## Goal
Search the records for "title" and copy each line that holds it.

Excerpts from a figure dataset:
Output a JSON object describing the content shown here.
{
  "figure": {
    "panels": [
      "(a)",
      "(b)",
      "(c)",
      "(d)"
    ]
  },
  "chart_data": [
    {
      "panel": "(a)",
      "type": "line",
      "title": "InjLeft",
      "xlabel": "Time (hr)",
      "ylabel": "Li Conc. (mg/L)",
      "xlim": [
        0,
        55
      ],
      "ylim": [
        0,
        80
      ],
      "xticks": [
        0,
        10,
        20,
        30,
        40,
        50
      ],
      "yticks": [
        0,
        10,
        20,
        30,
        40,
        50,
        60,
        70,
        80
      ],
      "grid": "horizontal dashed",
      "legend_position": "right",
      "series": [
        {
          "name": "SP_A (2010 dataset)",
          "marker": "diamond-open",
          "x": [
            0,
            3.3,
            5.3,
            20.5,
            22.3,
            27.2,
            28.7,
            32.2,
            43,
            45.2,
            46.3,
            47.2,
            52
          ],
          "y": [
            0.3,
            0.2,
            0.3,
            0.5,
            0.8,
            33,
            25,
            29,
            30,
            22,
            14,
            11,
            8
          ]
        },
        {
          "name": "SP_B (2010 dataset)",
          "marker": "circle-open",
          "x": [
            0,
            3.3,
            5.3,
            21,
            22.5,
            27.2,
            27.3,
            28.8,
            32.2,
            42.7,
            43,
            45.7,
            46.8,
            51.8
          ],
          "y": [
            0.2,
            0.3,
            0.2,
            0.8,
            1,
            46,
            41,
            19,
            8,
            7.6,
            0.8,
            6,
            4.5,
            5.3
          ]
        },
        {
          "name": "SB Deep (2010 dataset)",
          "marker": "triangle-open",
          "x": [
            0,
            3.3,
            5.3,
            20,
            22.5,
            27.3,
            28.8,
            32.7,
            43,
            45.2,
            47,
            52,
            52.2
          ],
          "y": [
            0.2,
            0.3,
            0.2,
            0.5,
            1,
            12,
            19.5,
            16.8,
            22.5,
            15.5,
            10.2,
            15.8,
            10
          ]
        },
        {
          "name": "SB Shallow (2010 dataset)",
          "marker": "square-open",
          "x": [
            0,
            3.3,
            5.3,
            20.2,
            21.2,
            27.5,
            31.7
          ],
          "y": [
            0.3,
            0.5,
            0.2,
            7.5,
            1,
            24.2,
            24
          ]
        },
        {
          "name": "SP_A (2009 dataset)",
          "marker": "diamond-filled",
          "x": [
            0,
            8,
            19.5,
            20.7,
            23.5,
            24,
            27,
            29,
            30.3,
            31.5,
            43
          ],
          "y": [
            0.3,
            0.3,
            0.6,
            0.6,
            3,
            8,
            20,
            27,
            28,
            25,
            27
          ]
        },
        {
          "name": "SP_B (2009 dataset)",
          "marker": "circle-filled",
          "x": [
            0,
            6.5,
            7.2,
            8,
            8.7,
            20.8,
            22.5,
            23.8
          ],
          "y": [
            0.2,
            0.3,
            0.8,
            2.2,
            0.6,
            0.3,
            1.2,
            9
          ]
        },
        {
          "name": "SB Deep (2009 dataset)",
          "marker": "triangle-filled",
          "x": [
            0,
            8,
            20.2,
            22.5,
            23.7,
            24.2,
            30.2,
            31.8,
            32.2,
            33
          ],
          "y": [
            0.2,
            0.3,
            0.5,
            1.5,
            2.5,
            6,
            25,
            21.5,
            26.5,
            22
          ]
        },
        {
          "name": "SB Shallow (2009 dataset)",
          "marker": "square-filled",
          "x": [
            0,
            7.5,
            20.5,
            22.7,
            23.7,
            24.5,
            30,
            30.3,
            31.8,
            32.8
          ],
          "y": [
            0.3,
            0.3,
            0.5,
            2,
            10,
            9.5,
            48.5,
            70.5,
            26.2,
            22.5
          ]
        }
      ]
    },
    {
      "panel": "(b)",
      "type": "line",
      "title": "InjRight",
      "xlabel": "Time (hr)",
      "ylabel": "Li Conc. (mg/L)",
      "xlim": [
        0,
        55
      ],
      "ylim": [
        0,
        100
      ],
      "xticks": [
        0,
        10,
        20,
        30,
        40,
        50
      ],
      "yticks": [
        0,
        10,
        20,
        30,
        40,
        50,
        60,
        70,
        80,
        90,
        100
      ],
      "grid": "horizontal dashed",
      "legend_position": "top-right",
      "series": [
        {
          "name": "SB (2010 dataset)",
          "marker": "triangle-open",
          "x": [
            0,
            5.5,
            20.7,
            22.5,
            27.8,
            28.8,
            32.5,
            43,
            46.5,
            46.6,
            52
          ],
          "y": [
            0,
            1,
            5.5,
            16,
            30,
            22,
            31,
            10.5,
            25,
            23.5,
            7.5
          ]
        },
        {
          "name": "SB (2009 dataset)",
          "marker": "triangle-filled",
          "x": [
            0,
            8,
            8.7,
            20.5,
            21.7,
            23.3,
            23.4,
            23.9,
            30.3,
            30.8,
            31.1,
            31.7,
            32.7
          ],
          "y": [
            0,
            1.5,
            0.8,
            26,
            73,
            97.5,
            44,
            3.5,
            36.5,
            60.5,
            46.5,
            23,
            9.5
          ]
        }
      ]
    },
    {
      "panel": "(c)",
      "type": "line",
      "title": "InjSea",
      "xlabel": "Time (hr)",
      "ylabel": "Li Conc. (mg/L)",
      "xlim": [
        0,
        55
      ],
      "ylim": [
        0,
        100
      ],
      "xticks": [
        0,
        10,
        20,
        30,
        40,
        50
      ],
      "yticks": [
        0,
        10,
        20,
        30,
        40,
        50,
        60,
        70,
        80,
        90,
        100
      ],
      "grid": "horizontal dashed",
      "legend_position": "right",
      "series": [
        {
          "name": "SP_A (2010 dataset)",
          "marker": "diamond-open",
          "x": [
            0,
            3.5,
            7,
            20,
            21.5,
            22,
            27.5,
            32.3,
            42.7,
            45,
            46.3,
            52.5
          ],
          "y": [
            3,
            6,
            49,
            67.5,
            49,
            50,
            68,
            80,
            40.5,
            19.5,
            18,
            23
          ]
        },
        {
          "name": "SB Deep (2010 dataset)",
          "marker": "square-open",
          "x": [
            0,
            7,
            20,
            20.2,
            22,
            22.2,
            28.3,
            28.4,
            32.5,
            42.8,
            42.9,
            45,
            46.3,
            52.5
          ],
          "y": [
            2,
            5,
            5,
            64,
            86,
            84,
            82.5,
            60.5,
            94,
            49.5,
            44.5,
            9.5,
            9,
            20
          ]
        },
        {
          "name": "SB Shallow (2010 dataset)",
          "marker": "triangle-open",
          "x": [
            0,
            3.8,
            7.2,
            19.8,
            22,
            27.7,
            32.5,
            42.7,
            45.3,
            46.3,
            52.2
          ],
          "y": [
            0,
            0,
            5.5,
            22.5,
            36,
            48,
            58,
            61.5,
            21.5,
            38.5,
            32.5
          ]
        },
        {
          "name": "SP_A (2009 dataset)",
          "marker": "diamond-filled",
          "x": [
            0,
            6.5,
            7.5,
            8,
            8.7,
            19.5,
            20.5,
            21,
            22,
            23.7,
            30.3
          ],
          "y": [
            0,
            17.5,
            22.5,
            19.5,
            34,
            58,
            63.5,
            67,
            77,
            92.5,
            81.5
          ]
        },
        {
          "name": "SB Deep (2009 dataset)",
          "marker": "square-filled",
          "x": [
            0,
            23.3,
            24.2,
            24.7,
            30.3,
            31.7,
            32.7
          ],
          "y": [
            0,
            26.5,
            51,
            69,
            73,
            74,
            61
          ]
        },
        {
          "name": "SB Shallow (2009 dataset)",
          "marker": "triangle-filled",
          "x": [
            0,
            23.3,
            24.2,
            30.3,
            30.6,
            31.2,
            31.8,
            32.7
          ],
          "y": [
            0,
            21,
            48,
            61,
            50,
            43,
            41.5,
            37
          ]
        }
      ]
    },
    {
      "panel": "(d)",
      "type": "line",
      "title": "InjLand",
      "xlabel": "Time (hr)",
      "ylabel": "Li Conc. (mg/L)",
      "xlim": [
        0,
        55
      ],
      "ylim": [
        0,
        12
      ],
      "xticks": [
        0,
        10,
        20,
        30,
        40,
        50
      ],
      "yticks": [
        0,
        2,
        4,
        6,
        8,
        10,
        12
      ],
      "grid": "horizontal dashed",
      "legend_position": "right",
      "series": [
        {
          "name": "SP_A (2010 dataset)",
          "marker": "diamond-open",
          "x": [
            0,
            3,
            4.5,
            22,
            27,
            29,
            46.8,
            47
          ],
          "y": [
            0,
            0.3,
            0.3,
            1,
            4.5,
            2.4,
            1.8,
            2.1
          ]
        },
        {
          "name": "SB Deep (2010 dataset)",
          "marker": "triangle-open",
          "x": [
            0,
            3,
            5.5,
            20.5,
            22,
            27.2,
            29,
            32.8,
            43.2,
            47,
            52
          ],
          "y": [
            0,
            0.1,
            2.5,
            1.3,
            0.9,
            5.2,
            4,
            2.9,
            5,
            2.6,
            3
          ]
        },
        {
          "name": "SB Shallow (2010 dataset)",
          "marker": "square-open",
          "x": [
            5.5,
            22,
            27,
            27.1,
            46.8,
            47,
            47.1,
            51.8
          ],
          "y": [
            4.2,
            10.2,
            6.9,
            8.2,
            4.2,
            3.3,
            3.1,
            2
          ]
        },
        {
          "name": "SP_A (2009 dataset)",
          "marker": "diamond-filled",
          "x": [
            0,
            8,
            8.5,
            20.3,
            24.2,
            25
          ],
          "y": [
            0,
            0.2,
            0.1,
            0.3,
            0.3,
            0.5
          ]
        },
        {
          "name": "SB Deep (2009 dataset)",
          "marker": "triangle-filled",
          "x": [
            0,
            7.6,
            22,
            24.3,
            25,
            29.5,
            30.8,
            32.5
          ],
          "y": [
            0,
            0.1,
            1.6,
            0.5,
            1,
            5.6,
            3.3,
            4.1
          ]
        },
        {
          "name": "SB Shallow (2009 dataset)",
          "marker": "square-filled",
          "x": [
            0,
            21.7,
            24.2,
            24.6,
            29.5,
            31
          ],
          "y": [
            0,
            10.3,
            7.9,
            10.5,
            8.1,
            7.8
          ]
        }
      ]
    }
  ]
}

## Result of this task
      "title": "InjLeft",
      "title": "InjRight",
      "title": "InjSea",
      "title": "InjLand",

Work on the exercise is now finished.